----- EXERCISE DATA -----

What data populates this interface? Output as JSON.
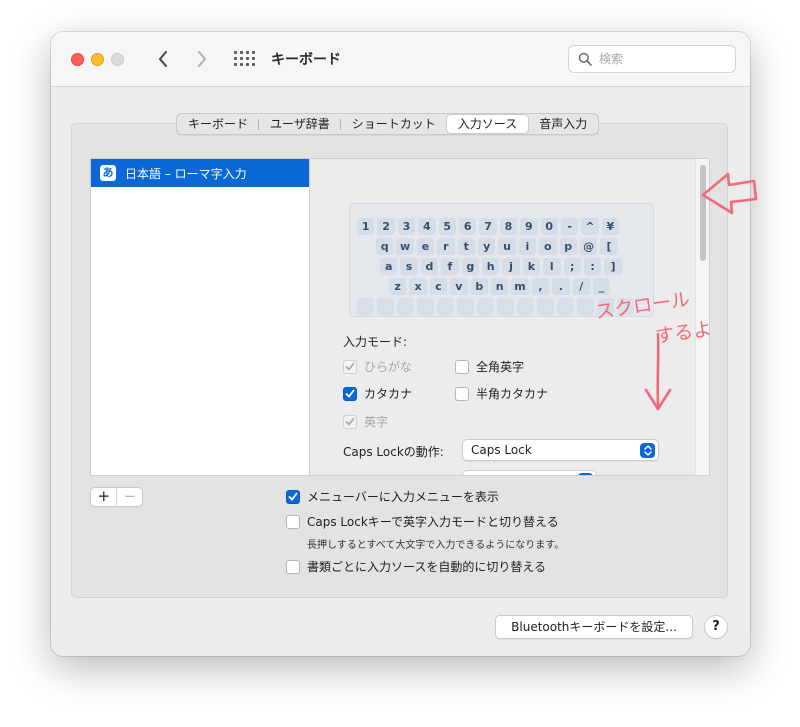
{
  "window": {
    "title": "キーボード",
    "search_placeholder": "検索"
  },
  "tabs": [
    {
      "label": "キーボード",
      "active": false
    },
    {
      "label": "ユーザ辞書",
      "active": false
    },
    {
      "label": "ショートカット",
      "active": false
    },
    {
      "label": "入力ソース",
      "active": true
    },
    {
      "label": "音声入力",
      "active": false
    }
  ],
  "input_sources": {
    "selected": {
      "icon_glyph": "あ",
      "label": "日本語 – ローマ字入力"
    }
  },
  "keyboard_rows": [
    [
      "1",
      "2",
      "3",
      "4",
      "5",
      "6",
      "7",
      "8",
      "9",
      "0",
      "-",
      "^",
      "¥"
    ],
    [
      "q",
      "w",
      "e",
      "r",
      "t",
      "y",
      "u",
      "i",
      "o",
      "p",
      "@",
      "["
    ],
    [
      "a",
      "s",
      "d",
      "f",
      "g",
      "h",
      "j",
      "k",
      "l",
      ";",
      ":",
      "]"
    ],
    [
      "z",
      "x",
      "c",
      "v",
      "b",
      "n",
      "m",
      ",",
      ".",
      "/",
      "_"
    ]
  ],
  "input_mode": {
    "label": "入力モード:",
    "options": [
      {
        "label": "ひらがな",
        "checked": true,
        "enabled": false
      },
      {
        "label": "全角英字",
        "checked": false,
        "enabled": true
      },
      {
        "label": "カタカナ",
        "checked": true,
        "enabled": true
      },
      {
        "label": "半角カタカナ",
        "checked": false,
        "enabled": true
      },
      {
        "label": "英字",
        "checked": true,
        "enabled": false
      }
    ]
  },
  "caps_lock": {
    "label": "Caps Lockの動作:",
    "value": "Caps Lock"
  },
  "list_buttons": {
    "add": "+",
    "remove": "−"
  },
  "options": {
    "show_menu": {
      "label": "メニューバーに入力メニューを表示",
      "checked": true
    },
    "caps_switch": {
      "label": "Caps Lockキーで英字入力モードと切り替える",
      "checked": false
    },
    "caps_note": "長押しするとすべて大文字で入力できるようになります。",
    "auto_switch": {
      "label": "書類ごとに入力ソースを自動的に切り替える",
      "checked": false
    }
  },
  "bottom": {
    "bluetooth_button": "Bluetoothキーボードを設定...",
    "help_button": "?"
  },
  "annotation": {
    "line1": "スクロール",
    "line2": "するよ",
    "color": "#f06a7a"
  },
  "colors": {
    "accent": "#0a67d8"
  }
}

-----

- _TASK TO CARRY OUT_: Reproduce all of the data exactly; the pictures do not belong in the copy.

- _SOLVED EXERCISE_:
What data populates this interface? Output as JSON.
{
  "window": {
    "title": "キーボード",
    "search_placeholder": "検索"
  },
  "tabs": [
    {
      "label": "キーボード",
      "active": false
    },
    {
      "label": "ユーザ辞書",
      "active": false
    },
    {
      "label": "ショートカット",
      "active": false
    },
    {
      "label": "入力ソース",
      "active": true
    },
    {
      "label": "音声入力",
      "active": false
    }
  ],
  "input_sources": {
    "selected": {
      "icon_glyph": "あ",
      "label": "日本語 – ローマ字入力"
    }
  },
  "keyboard_rows": [
    [
      "1",
      "2",
      "3",
      "4",
      "5",
      "6",
      "7",
      "8",
      "9",
      "0",
      "-",
      "^",
      "¥"
    ],
    [
      "q",
      "w",
      "e",
      "r",
      "t",
      "y",
      "u",
      "i",
      "o",
      "p",
      "@",
      "["
    ],
    [
      "a",
      "s",
      "d",
      "f",
      "g",
      "h",
      "j",
      "k",
      "l",
      ";",
      ":",
      "]"
    ],
    [
      "z",
      "x",
      "c",
      "v",
      "b",
      "n",
      "m",
      ",",
      ".",
      "/",
      "_"
    ]
  ],
  "input_mode": {
    "label": "入力モード:",
    "options": [
      {
        "label": "ひらがな",
        "checked": true,
        "enabled": false
      },
      {
        "label": "全角英字",
        "checked": false,
        "enabled": true
      },
      {
        "label": "カタカナ",
        "checked": true,
        "enabled": true
      },
      {
        "label": "半角カタカナ",
        "checked": false,
        "enabled": true
      },
      {
        "label": "英字",
        "checked": true,
        "enabled": false
      }
    ]
  },
  "caps_lock": {
    "label": "Caps Lockの動作:",
    "value": "Caps Lock"
  },
  "list_buttons": {
    "add": "+",
    "remove": "−"
  },
  "options": {
    "show_menu": {
      "label": "メニューバーに入力メニューを表示",
      "checked": true
    },
    "caps_switch": {
      "label": "Caps Lockキーで英字入力モードと切り替える",
      "checked": false
    },
    "caps_note": "長押しするとすべて大文字で入力できるようになります。",
    "auto_switch": {
      "label": "書類ごとに入力ソースを自動的に切り替える",
      "checked": false
    }
  },
  "bottom": {
    "bluetooth_button": "Bluetoothキーボードを設定...",
    "help_button": "?"
  },
  "annotation": {
    "line1": "スクロール",
    "line2": "するよ",
    "color": "#f06a7a"
  },
  "colors": {
    "accent": "#0a67d8"
  }
}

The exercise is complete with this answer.